All of the data must be printed exactly; please include every line.

Records shown:
<<<<
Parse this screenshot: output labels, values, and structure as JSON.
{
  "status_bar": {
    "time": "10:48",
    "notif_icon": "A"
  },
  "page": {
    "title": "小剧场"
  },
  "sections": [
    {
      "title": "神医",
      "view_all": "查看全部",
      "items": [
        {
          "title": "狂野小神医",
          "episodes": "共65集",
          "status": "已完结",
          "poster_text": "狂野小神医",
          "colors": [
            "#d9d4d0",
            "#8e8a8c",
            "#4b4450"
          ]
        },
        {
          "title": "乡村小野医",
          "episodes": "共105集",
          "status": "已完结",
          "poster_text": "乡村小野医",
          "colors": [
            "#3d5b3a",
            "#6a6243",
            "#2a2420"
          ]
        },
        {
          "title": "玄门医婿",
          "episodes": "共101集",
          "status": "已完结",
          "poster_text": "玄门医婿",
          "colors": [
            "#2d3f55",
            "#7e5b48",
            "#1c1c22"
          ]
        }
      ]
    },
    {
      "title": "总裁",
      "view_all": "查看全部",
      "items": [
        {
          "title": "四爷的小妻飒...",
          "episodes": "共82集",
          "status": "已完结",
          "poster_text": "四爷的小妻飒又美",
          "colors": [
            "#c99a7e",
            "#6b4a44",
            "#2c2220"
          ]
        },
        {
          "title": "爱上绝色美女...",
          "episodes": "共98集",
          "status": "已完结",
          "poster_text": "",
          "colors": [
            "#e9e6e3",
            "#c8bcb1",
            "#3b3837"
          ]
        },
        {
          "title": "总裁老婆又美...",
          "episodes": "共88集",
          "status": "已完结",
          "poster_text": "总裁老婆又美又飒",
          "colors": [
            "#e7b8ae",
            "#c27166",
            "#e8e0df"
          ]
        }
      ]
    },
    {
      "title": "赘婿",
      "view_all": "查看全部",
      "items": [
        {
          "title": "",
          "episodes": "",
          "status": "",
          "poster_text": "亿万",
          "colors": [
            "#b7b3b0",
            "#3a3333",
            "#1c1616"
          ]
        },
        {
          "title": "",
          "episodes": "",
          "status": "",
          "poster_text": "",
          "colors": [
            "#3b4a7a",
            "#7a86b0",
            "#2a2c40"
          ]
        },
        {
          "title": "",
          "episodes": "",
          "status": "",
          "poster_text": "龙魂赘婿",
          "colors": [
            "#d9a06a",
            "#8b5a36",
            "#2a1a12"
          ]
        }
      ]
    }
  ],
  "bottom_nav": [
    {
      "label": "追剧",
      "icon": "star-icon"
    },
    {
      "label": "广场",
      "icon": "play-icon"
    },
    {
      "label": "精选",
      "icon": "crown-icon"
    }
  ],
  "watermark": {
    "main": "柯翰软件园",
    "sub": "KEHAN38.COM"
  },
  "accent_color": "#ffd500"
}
>>>>
Complete response:
Parse this screenshot: output labels, values, and structure as JSON.
{
  "status_bar": {
    "time": "10:48",
    "notif_icon": "A"
  },
  "page": {
    "title": "小剧场"
  },
  "sections": [
    {
      "title": "神医",
      "view_all": "查看全部",
      "items": [
        {
          "title": "狂野小神医",
          "episodes": "共65集",
          "status": "已完结",
          "poster_text": "狂野小神医",
          "colors": [
            "#d9d4d0",
            "#8e8a8c",
            "#4b4450"
          ]
        },
        {
          "title": "乡村小野医",
          "episodes": "共105集",
          "status": "已完结",
          "poster_text": "乡村小野医",
          "colors": [
            "#3d5b3a",
            "#6a6243",
            "#2a2420"
          ]
        },
        {
          "title": "玄门医婿",
          "episodes": "共101集",
          "status": "已完结",
          "poster_text": "玄门医婿",
          "colors": [
            "#2d3f55",
            "#7e5b48",
            "#1c1c22"
          ]
        }
      ]
    },
    {
      "title": "总裁",
      "view_all": "查看全部",
      "items": [
        {
          "title": "四爷的小妻飒...",
          "episodes": "共82集",
          "status": "已完结",
          "poster_text": "四爷的小妻飒又美",
          "colors": [
            "#c99a7e",
            "#6b4a44",
            "#2c2220"
          ]
        },
        {
          "title": "爱上绝色美女...",
          "episodes": "共98集",
          "status": "已完结",
          "poster_text": "",
          "colors": [
            "#e9e6e3",
            "#c8bcb1",
            "#3b3837"
          ]
        },
        {
          "title": "总裁老婆又美...",
          "episodes": "共88集",
          "status": "已完结",
          "poster_text": "总裁老婆又美又飒",
          "colors": [
            "#e7b8ae",
            "#c27166",
            "#e8e0df"
          ]
        }
      ]
    },
    {
      "title": "赘婿",
      "view_all": "查看全部",
      "items": [
        {
          "title": "",
          "episodes": "",
          "status": "",
          "poster_text": "亿万",
          "colors": [
            "#b7b3b0",
            "#3a3333",
            "#1c1616"
          ]
        },
        {
          "title": "",
          "episodes": "",
          "status": "",
          "poster_text": "",
          "colors": [
            "#3b4a7a",
            "#7a86b0",
            "#2a2c40"
          ]
        },
        {
          "title": "",
          "episodes": "",
          "status": "",
          "poster_text": "龙魂赘婿",
          "colors": [
            "#d9a06a",
            "#8b5a36",
            "#2a1a12"
          ]
        }
      ]
    }
  ],
  "bottom_nav": [
    {
      "label": "追剧",
      "icon": "star-icon"
    },
    {
      "label": "广场",
      "icon": "play-icon"
    },
    {
      "label": "精选",
      "icon": "crown-icon"
    }
  ],
  "watermark": {
    "main": "柯翰软件园",
    "sub": "KEHAN38.COM"
  },
  "accent_color": "#ffd500"
}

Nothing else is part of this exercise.